**What needs to be done:** Please write out, word for word, the stretch from "To successfully collaborate" through "continue to demonstrate." in the piece on religion and peace-building below.

Religions are the quintessential double-edged sword – of force and of power
Too often we have seen actors in Europe and elsewhere rush to engage with religions as the peace makers par excellence – often without learning from the glaring lessons of history. After all, apartheid was religiously sanctioned by some creditable religious institutions. As was Fascism. As is the ugly hydra of non-state violence and severe state repression, in other parts of the world.
The Central African Republic is an example of the ‘double-edged sword’ of religious involvement in conflict resolution. Many religious entities – whether religious institutions or faith-inspired NGOs – are often the first recourse for victims of the conflict. And yet when the conflict escalates, the very identity of a religious entity becomes its liability. Appreciating the double-edged sword of religions in this case, in fact, requires a deeper understanding of political-military nuances.
As experience in the same country illustrates, Faith Based Organsations (FBOs) are critical deliverers of services to the poor, with some religious organizations claiming they provide an average of 40% of healthcare. In fact, in other countries across sub Saharan Africa, because they are deeply rooted and well managed, some FBOs work in tandem with government, and successfully engage in public-private partnerships. Their experience also translates into an unparalleled database and knowledge capacities, identifying what people need, how best to serve some of the most marginalized, and how to support governments to serve the most vulnerable.
So we need to re-evaluate the way religions are understood, and the means with which secular domains seek to engage with the ostensibly sacred ones. This is especially relevant within the context of current geopolitical dynamics of power, including sustainable development and its indivisible component – peace-building [1].
- How can we prepare us for the hydra faces and warped jurisprudence of force which some religiously inspired supremacists are enacting today – in different parts of the world employing different religions?
- How can we fully and deeply grasp how and why some politicians play the religion card, while some religious leaders play the political ones – in every corner of the world, at specific moments in history?
While some religious peace-makers can and do contribute to achieving the SDGs and facilitating the changes required, not all religious leaders and actors are well placed, nor indeed able to do so. In fact, there is no evidence to justify asserting that religious actors are better placed, on their own, to understand local contexts, or even to occupy the moral high ground, and enjoy the trust of civil servants – in spite of this being oft said.
To successfully collaborate with religious actors, a careful analysis of their respective profiles and track records are mandatory. Because religions can be the tool of the righteous, but not necessarily always the right – as unfolding political events even in supposedly ‘peaceful’ contexts continue to demonstrate.

**Listing:**
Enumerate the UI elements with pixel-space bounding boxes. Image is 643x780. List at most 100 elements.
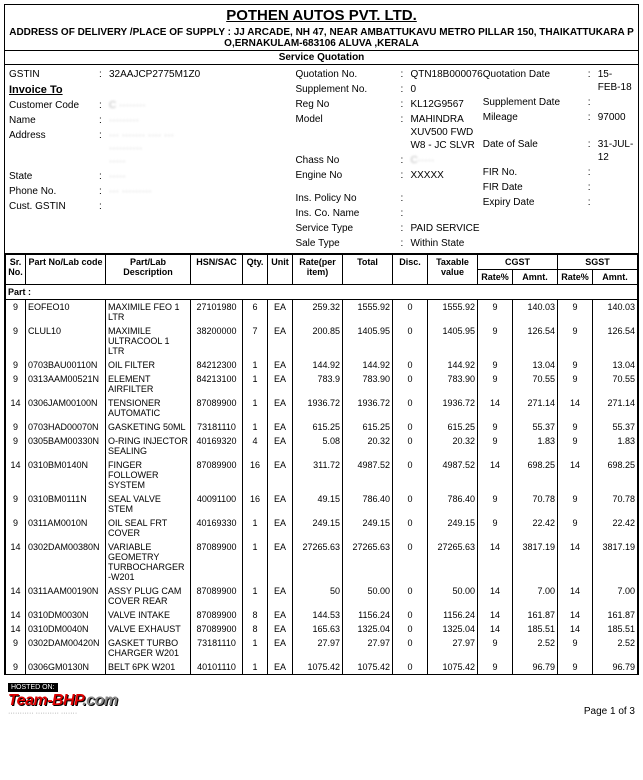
cell-rate: 50 [293,584,343,608]
table-row: 90306GM0130NBELT 6PK W201401011101EA1075… [6,660,638,674]
date-of-sale-label: Date of Sale [483,138,588,164]
cell-taxable: 20.32 [428,434,478,458]
cell-cgst-rate: 9 [478,420,513,434]
brand-name: Team-BHP [8,692,82,709]
cell-rate: 615.25 [293,420,343,434]
cell-total: 783.90 [343,372,393,396]
cell-cgst-rate: 9 [478,636,513,660]
table-row: 14 0302DAM00380NVARIABLE GEOMETRY TURBOCH… [6,540,638,584]
col-cgst-amt: Amnt. [513,270,558,285]
cell-sr: 14 [6,622,26,636]
col-desc: Part/Lab Description [106,255,191,285]
cell-desc: SEAL VALVE STEM [106,492,191,516]
cell-total: 27265.63 [343,540,393,584]
cell-sr: 9 [6,358,26,372]
cell-sgst-amt: 126.54 [593,324,638,358]
cell-qty: 1 [243,636,268,660]
cell-code: 0310DM0030N [26,608,106,622]
expiry-date-label: Expiry Date [483,196,588,209]
cell-sgst-rate: 9 [558,516,593,540]
table-row: 90305BAM00330NO-RING INJECTOR SEALING401… [6,434,638,458]
cell-hsn: 87089900 [191,540,243,584]
header-right: Quotation No.:QTN18B000076 Supplement No… [295,67,634,251]
cell-sgst-rate: 9 [558,420,593,434]
col-code: Part No/Lab code [26,255,106,285]
cell-cgst-rate: 14 [478,540,513,584]
page-footer: HOSTED ON: Team-BHP.com ··········· ····… [0,679,643,719]
cell-taxable: 615.25 [428,420,478,434]
service-type-value: PAID SERVICE [410,222,482,235]
cell-qty: 16 [243,458,268,492]
cell-unit: EA [268,660,293,674]
cell-sgst-amt: 70.55 [593,372,638,396]
cell-code: EOFEO10 [26,300,106,325]
cell-sgst-amt: 161.87 [593,608,638,622]
part-section-header: Part : [6,285,638,300]
phone-value: ··· ········· [109,185,295,198]
mileage-value: 97000 [598,111,634,124]
cell-code: 0703BAU00110N [26,358,106,372]
cell-cgst-amt: 22.42 [513,516,558,540]
cell-hsn: 73181110 [191,420,243,434]
cell-cgst-amt: 1.83 [513,434,558,458]
cell-code: 0306JAM00100N [26,396,106,420]
table-row: 140311AAM00190NASSY PLUG CAM COVER REAR8… [6,584,638,608]
cell-unit: EA [268,608,293,622]
cell-desc: VARIABLE GEOMETRY TURBOCHARGER -W201 [106,540,191,584]
items-table: Sr. No. Part No/Lab code Part/Lab Descri… [5,254,638,674]
cust-gstin-label: Cust. GSTIN [9,200,99,213]
section-title: Service Quotation [5,51,638,65]
cell-disc: 0 [393,492,428,516]
engine-no-label: Engine No [295,169,400,182]
chass-no-value: C····· [410,154,482,167]
cell-hsn: 87089900 [191,608,243,622]
cell-code: 0305BAM00330N [26,434,106,458]
cell-disc: 0 [393,434,428,458]
cell-code: 0311AAM00190N [26,584,106,608]
cell-unit: EA [268,458,293,492]
cell-sgst-rate: 9 [558,372,593,396]
cell-cgst-amt: 55.37 [513,420,558,434]
cell-sgst-amt: 185.51 [593,622,638,636]
cell-qty: 1 [243,358,268,372]
cell-desc: FINGER FOLLOWER SYSTEM [106,458,191,492]
table-row: 9CLUL10MAXIMILE ULTRACOOL 1 LTR382000007… [6,324,638,358]
cell-code: 0302DAM00380N [26,540,106,584]
cell-hsn: 40091100 [191,492,243,516]
table-row: 90703HAD00070NGASKETING 50ML731811101EA6… [6,420,638,434]
header-info: GSTIN:32AAJCP2775M1Z0 Invoice To Custome… [5,65,638,254]
cell-hsn: 87089900 [191,458,243,492]
address-value: ··· ······· ···· ··· ·········· ····· [109,129,295,168]
cell-taxable: 1325.04 [428,622,478,636]
cell-sgst-rate: 9 [558,492,593,516]
engine-no-value: XXXXX [410,169,482,182]
table-row: 90310BM0111NSEAL VALVE STEM4009110016EA4… [6,492,638,516]
cell-hsn: 27101980 [191,300,243,325]
cell-total: 27.97 [343,636,393,660]
cell-qty: 1 [243,372,268,396]
reg-no-value: KL12G9567 [410,98,482,111]
cell-cgst-rate: 9 [478,300,513,325]
cell-cgst-rate: 14 [478,608,513,622]
cell-total: 615.25 [343,420,393,434]
cell-total: 50.00 [343,584,393,608]
address-label: Address [9,129,99,168]
quotation-date-label: Quotation Date [483,68,588,94]
cell-desc: ELEMENT AIRFILTER [106,372,191,396]
cell-cgst-rate: 14 [478,396,513,420]
cell-taxable: 4987.52 [428,458,478,492]
phone-label: Phone No. [9,185,99,198]
cell-desc: VALVE INTAKE [106,608,191,622]
cell-cgst-amt: 161.87 [513,608,558,622]
col-cgst: CGST [478,255,558,270]
cell-taxable: 1936.72 [428,396,478,420]
cell-sr: 9 [6,516,26,540]
cell-taxable: 786.40 [428,492,478,516]
cell-sr: 9 [6,434,26,458]
cell-disc: 0 [393,420,428,434]
col-sgst: SGST [558,255,638,270]
table-body: Part : 9EOFEO10MAXIMILE FEO 1 LTR2710198… [6,285,638,675]
cell-sgst-rate: 14 [558,622,593,636]
cell-code: 0310BM0111N [26,492,106,516]
cell-cgst-amt: 271.14 [513,396,558,420]
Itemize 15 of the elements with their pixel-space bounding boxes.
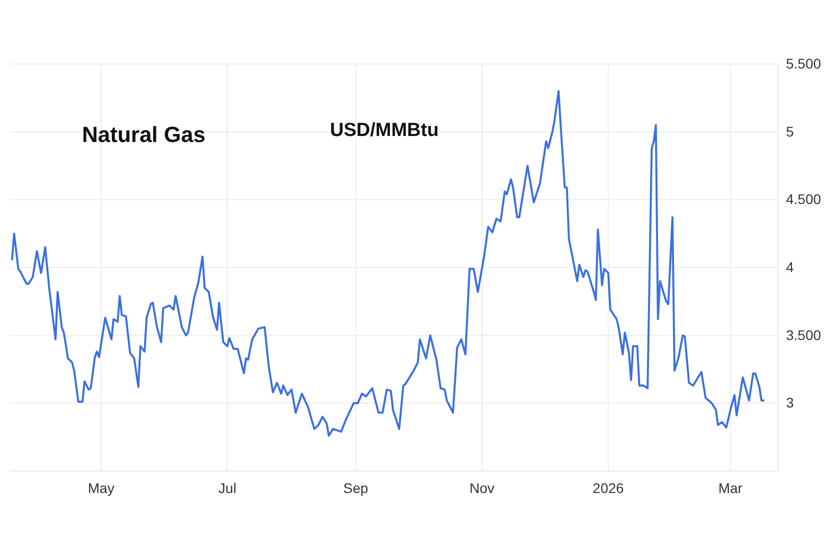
y-tick-label: 4.500 (786, 191, 822, 208)
y-tick-label: 5.500 (786, 55, 822, 72)
x-tick-label: Sep (343, 480, 368, 496)
text: Natural Gas (82, 122, 206, 147)
line-series (11, 90, 765, 437)
x-tick-label: May (88, 480, 114, 496)
text: USD/MMBtu (330, 120, 439, 141)
x-tick-label: Jul (218, 480, 236, 496)
y-tick-label: 5 (786, 123, 794, 140)
y-tick-label: 3.500 (786, 326, 822, 343)
x-tick-label: Mar (718, 480, 743, 496)
y-tick-label: 4 (786, 258, 794, 275)
x-tick-label: Nov (470, 480, 494, 496)
x-tick-label: 2026 (592, 480, 624, 496)
y-tick-label: 3 (786, 394, 794, 411)
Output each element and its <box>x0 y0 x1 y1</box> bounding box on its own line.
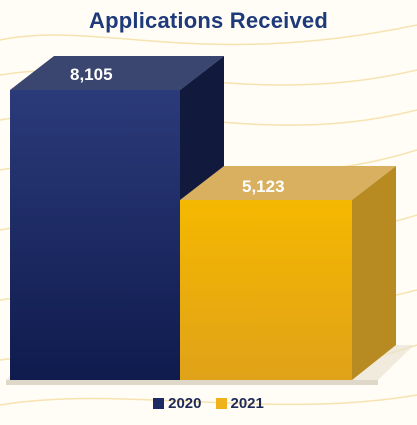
legend-swatch-2020 <box>153 398 165 409</box>
bar-2021-top <box>180 166 396 200</box>
legend-swatch-2021 <box>215 398 227 409</box>
bar-2021-side <box>352 166 396 380</box>
chart-legend: 2020 2021 <box>0 395 417 412</box>
legend-item-2021: 2021 <box>215 395 264 412</box>
bar-2020-value-label: 8,105 <box>70 65 113 84</box>
legend-item-2020: 2020 <box>153 395 202 412</box>
bar-2020-front <box>10 90 180 380</box>
legend-label-2021: 2021 <box>230 395 264 412</box>
bar-2021: 5,123 <box>180 166 396 380</box>
bar-2021-front <box>180 200 352 380</box>
legend-label-2020: 2020 <box>168 395 202 412</box>
bar-2021-value-label: 5,123 <box>242 177 285 196</box>
bar-2020-top <box>10 56 224 90</box>
chart-title: Applications Received <box>89 8 328 33</box>
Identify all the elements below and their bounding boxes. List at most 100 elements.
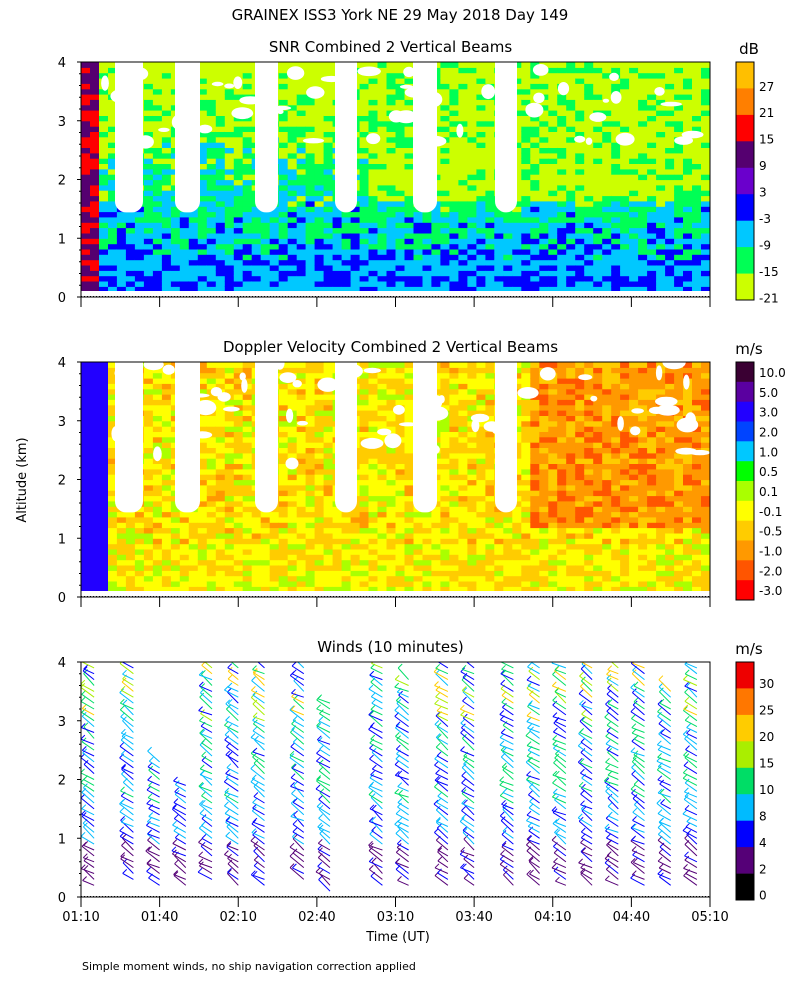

**The answer:**
To successfully collaborate with religious actors, a careful analysis of their respective profiles and track records are mandatory. Because religions can be the tool of the righteous, but not necessarily always the right – as unfolding political events even in supposedly ‘peaceful’ contexts continue to demonstrate.